TASK TO CARRY OUT: Skip all pictures, then print the remaining material exactly.

DATA IN THIS EXERCISE:

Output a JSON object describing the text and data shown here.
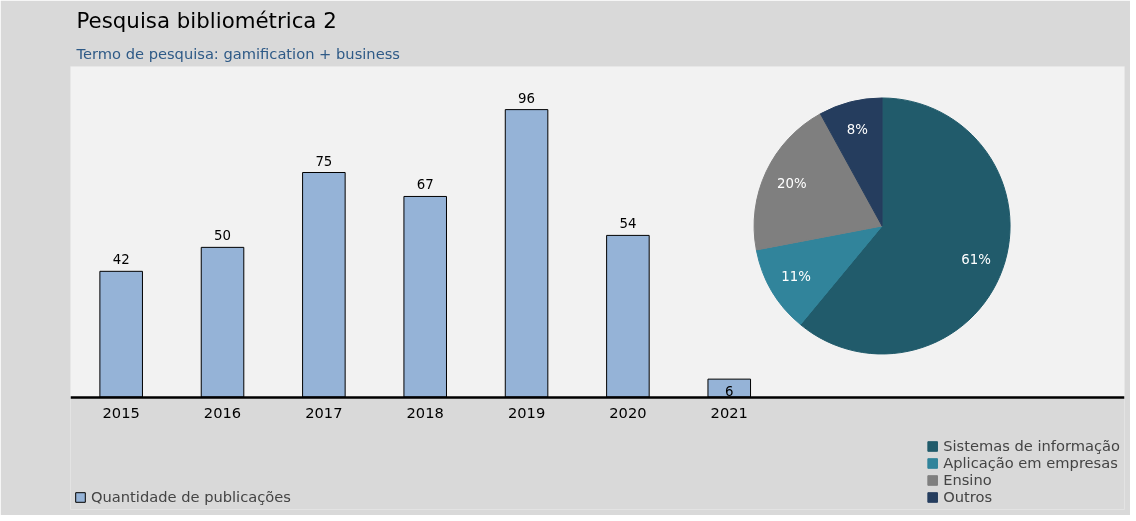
{
  "chart_data": [
    {
      "type": "bar",
      "title": "Pesquisa bibliométrica 2",
      "subtitle": "Termo de pesquisa: gamification + business",
      "categories": [
        "2015",
        "2016",
        "2017",
        "2018",
        "2019",
        "2020",
        "2021"
      ],
      "series": [
        {
          "name": "Quantidade de publicações",
          "color": "#95b3d7",
          "values": [
            42,
            50,
            75,
            67,
            96,
            54,
            6
          ]
        }
      ],
      "data_labels": true,
      "legend": "bottom left",
      "tick_labels": "x",
      "grid": false
    },
    {
      "type": "pie",
      "categories": [
        "Sistemas de informação",
        "Aplicação em empresas",
        "Ensino",
        "Outros"
      ],
      "values": [
        61,
        11,
        20,
        8
      ],
      "colors": [
        "#215b6b",
        "#31849b",
        "#7f7f7f",
        "#253d5e"
      ],
      "value_labels": [
        "61%",
        "11%",
        "20%",
        "8%"
      ],
      "legend": "bottom right"
    }
  ]
}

SOLUTION FOR THIS EXERCISE:
Output a JSON object describing the text and data shown here.
{
  "chart_data": [
    {
      "type": "bar",
      "title": "Pesquisa bibliométrica 2",
      "subtitle": "Termo de pesquisa: gamification + business",
      "categories": [
        "2015",
        "2016",
        "2017",
        "2018",
        "2019",
        "2020",
        "2021"
      ],
      "series": [
        {
          "name": "Quantidade de publicações",
          "color": "#95b3d7",
          "values": [
            42,
            50,
            75,
            67,
            96,
            54,
            6
          ]
        }
      ],
      "data_labels": true,
      "legend": "bottom left",
      "tick_labels": "x",
      "grid": false
    },
    {
      "type": "pie",
      "categories": [
        "Sistemas de informação",
        "Aplicação em empresas",
        "Ensino",
        "Outros"
      ],
      "values": [
        61,
        11,
        20,
        8
      ],
      "colors": [
        "#215b6b",
        "#31849b",
        "#7f7f7f",
        "#253d5e"
      ],
      "value_labels": [
        "61%",
        "11%",
        "20%",
        "8%"
      ],
      "legend": "bottom right"
    }
  ]
}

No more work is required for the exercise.